PROBLEM:
Write out all of the entries exactly as given.

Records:
====================

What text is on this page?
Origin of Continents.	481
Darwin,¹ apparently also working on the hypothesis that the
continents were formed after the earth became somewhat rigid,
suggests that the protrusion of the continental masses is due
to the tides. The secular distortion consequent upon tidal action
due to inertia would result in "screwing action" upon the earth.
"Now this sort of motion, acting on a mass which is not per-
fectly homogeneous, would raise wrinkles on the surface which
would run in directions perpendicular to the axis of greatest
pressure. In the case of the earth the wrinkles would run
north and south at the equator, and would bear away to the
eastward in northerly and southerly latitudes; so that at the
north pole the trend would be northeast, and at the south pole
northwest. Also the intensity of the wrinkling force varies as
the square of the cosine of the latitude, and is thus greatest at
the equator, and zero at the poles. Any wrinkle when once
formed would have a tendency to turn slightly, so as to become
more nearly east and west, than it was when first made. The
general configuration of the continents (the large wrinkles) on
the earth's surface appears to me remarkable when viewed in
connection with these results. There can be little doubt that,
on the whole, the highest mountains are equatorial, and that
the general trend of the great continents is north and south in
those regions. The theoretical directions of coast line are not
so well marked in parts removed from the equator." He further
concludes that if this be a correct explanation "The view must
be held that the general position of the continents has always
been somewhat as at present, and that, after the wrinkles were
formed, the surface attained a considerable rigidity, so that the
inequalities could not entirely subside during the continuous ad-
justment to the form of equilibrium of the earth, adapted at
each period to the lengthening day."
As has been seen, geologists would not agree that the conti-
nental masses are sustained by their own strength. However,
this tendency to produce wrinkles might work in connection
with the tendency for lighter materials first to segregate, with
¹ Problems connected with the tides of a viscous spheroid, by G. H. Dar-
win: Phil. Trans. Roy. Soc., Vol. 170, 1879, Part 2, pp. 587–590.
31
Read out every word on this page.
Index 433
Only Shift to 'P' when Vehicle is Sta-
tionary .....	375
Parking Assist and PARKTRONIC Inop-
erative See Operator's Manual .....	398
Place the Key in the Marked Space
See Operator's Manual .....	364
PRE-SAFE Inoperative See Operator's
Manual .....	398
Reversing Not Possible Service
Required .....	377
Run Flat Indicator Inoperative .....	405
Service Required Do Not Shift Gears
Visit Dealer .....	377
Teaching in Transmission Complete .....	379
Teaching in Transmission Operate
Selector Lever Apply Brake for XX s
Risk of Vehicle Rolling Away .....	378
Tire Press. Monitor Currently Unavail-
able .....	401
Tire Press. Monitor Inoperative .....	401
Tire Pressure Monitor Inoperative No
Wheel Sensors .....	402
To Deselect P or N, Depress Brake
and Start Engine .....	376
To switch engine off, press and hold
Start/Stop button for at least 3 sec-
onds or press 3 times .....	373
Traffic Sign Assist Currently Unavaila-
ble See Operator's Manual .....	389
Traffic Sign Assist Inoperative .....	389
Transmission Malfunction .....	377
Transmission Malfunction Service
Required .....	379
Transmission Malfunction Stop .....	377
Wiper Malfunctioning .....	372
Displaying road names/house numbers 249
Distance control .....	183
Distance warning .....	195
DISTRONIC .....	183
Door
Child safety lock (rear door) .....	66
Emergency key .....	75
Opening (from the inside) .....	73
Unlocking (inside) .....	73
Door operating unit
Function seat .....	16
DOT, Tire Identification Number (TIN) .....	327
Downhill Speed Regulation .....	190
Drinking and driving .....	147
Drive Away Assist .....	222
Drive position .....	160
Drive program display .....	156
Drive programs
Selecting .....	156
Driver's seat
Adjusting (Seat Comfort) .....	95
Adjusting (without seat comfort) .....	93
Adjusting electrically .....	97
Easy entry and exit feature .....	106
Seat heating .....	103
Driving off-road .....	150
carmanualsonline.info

====================

WRITTEN ANSWER:
What text is on this page?
Origin of Continents.	481
Darwin,¹ apparently also working on the hypothesis that the
continents were formed after the earth became somewhat rigid,
suggests that the protrusion of the continental masses is due
to the tides. The secular distortion consequent upon tidal action
due to inertia would result in "screwing action" upon the earth.
"Now this sort of motion, acting on a mass which is not per-
fectly homogeneous, would raise wrinkles on the surface which
would run in directions perpendicular to the axis of greatest
pressure. In the case of the earth the wrinkles would run
north and south at the equator, and would bear away to the
eastward in northerly and southerly latitudes; so that at the
north pole the trend would be northeast, and at the south pole
northwest. Also the intensity of the wrinkling force varies as
the square of the cosine of the latitude, and is thus greatest at
the equator, and zero at the poles. Any wrinkle when once
formed would have a tendency to turn slightly, so as to become
more nearly east and west, than it was when first made. The
general configuration of the continents (the large wrinkles) on
the earth's surface appears to me remarkable when viewed in
connection with these results. There can be little doubt that,
on the whole, the highest mountains are equatorial, and that
the general trend of the great continents is north and south in
those regions. The theoretical directions of coast line are not
so well marked in parts removed from the equator." He further
concludes that if this be a correct explanation "The view must
be held that the general position of the continents has always
been somewhat as at present, and that, after the wrinkles were
formed, the surface attained a considerable rigidity, so that the
inequalities could not entirely subside during the continuous ad-
justment to the form of equilibrium of the earth, adapted at
each period to the lengthening day."
As has been seen, geologists would not agree that the conti-
nental masses are sustained by their own strength. However,
this tendency to produce wrinkles might work in connection
with the tendency for lighter materials first to segregate, with
¹ Problems connected with the tides of a viscous spheroid, by G. H. Dar-
win: Phil. Trans. Roy. Soc., Vol. 170, 1879, Part 2, pp. 587–590.
31
Read out every word on this page.
Index 433
Only Shift to 'P' when Vehicle is Sta-
tionary .....	375
Parking Assist and PARKTRONIC Inop-
erative See Operator's Manual .....	398
Place the Key in the Marked Space
See Operator's Manual .....	364
PRE-SAFE Inoperative See Operator's
Manual .....	398
Reversing Not Possible Service
Required .....	377
Run Flat Indicator Inoperative .....	405
Service Required Do Not Shift Gears
Visit Dealer .....	377
Teaching in Transmission Complete .....	379
Teaching in Transmission Operate
Selector Lever Apply Brake for XX s
Risk of Vehicle Rolling Away .....	378
Tire Press. Monitor Currently Unavail-
able .....	401
Tire Press. Monitor Inoperative .....	401
Tire Pressure Monitor Inoperative No
Wheel Sensors .....	402
To Deselect P or N, Depress Brake
and Start Engine .....	376
To switch engine off, press and hold
Start/Stop button for at least 3 sec-
onds or press 3 times .....	373
Traffic Sign Assist Currently Unavaila-
ble See Operator's Manual .....	389
Traffic Sign Assist Inoperative .....	389
Transmission Malfunction .....	377
Transmission Malfunction Service
Required .....	379
Transmission Malfunction Stop .....	377
Wiper Malfunctioning .....	372
Displaying road names/house numbers 249
Distance control .....	183
Distance warning .....	195
DISTRONIC .....	183
Door
Child safety lock (rear door) .....	66
Emergency key .....	75
Opening (from the inside) .....	73
Unlocking (inside) .....	73
Door operating unit
Function seat .....	16
DOT, Tire Identification Number (TIN) .....	327
Downhill Speed Regulation .....	190
Drinking and driving .....	147
Drive Away Assist .....	222
Drive position .....	160
Drive program display .....	156
Drive programs
Selecting .....	156
Driver's seat
Adjusting (Seat Comfort) .....	95
Adjusting (without seat comfort) .....	93
Adjusting electrically .....	97
Easy entry and exit feature .....	106
Seat heating .....	103
Driving off-road .....	150
carmanualsonline.info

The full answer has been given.